→ Work to do: Can you transcribe every line exactly and leave the pictures behind?

** Start Raw records **

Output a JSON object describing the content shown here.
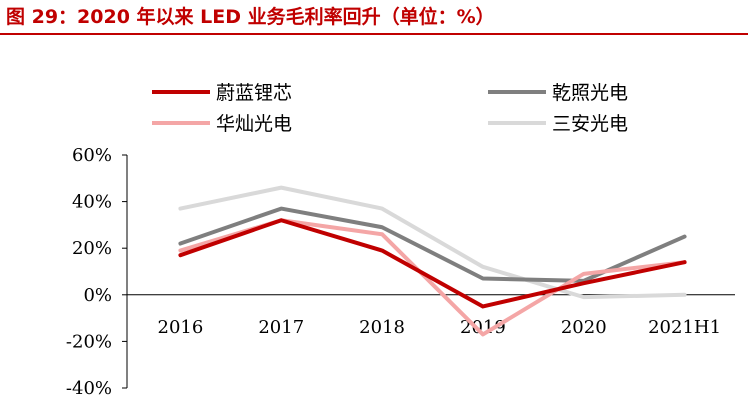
{
  "figure": {
    "title": "图 29：2020 年以来 LED 业务毛利率回升（单位：%）",
    "title_color": "#C00000"
  },
  "chart_data": {
    "type": "line",
    "title": "",
    "xlabel": "",
    "ylabel": "",
    "categories": [
      "2016",
      "2017",
      "2018",
      "2019",
      "2020",
      "2021H1"
    ],
    "y_ticks": [
      -40,
      -20,
      0,
      20,
      40,
      60
    ],
    "y_tick_labels": [
      "-40%",
      "-20%",
      "0%",
      "20%",
      "40%",
      "60%"
    ],
    "ylim": [
      -40,
      60
    ],
    "grid": false,
    "legend_position": "top",
    "series": [
      {
        "name": "蔚蓝锂芯",
        "color": "#C00000",
        "values": [
          17,
          32,
          19,
          -5,
          5,
          14
        ]
      },
      {
        "name": "乾照光电",
        "color": "#7F7F7F",
        "values": [
          22,
          37,
          29,
          7,
          6,
          25
        ]
      },
      {
        "name": "华灿光电",
        "color": "#F4A6A6",
        "values": [
          19,
          32,
          26,
          -17,
          9,
          14
        ]
      },
      {
        "name": "三安光电",
        "color": "#D9D9D9",
        "values": [
          37,
          46,
          37,
          12,
          -1,
          0
        ]
      }
    ]
  }
}
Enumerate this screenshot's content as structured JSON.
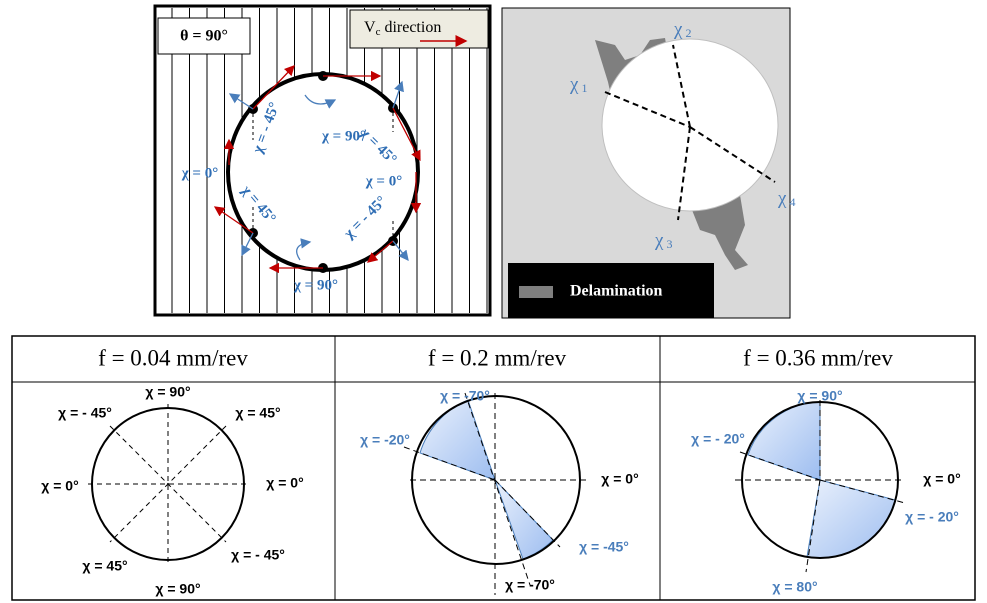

** End Raw records **

→ Response for this exercise:
Output a JSON object describing the content shown here.
{
  "figure": {
    "title": "图 29：2020 年以来 LED 业务毛利率回升（单位：%）",
    "title_color": "#C00000"
  },
  "chart_data": {
    "type": "line",
    "title": "",
    "xlabel": "",
    "ylabel": "",
    "categories": [
      "2016",
      "2017",
      "2018",
      "2019",
      "2020",
      "2021H1"
    ],
    "y_ticks": [
      -40,
      -20,
      0,
      20,
      40,
      60
    ],
    "y_tick_labels": [
      "-40%",
      "-20%",
      "0%",
      "20%",
      "40%",
      "60%"
    ],
    "ylim": [
      -40,
      60
    ],
    "grid": false,
    "legend_position": "top",
    "series": [
      {
        "name": "蔚蓝锂芯",
        "color": "#C00000",
        "values": [
          17,
          32,
          19,
          -5,
          5,
          14
        ]
      },
      {
        "name": "乾照光电",
        "color": "#7F7F7F",
        "values": [
          22,
          37,
          29,
          7,
          6,
          25
        ]
      },
      {
        "name": "华灿光电",
        "color": "#F4A6A6",
        "values": [
          19,
          32,
          26,
          -17,
          9,
          14
        ]
      },
      {
        "name": "三安光电",
        "color": "#D9D9D9",
        "values": [
          37,
          46,
          37,
          12,
          -1,
          0
        ]
      }
    ]
  }
}
Enumerate this screenshot's content as structured JSON.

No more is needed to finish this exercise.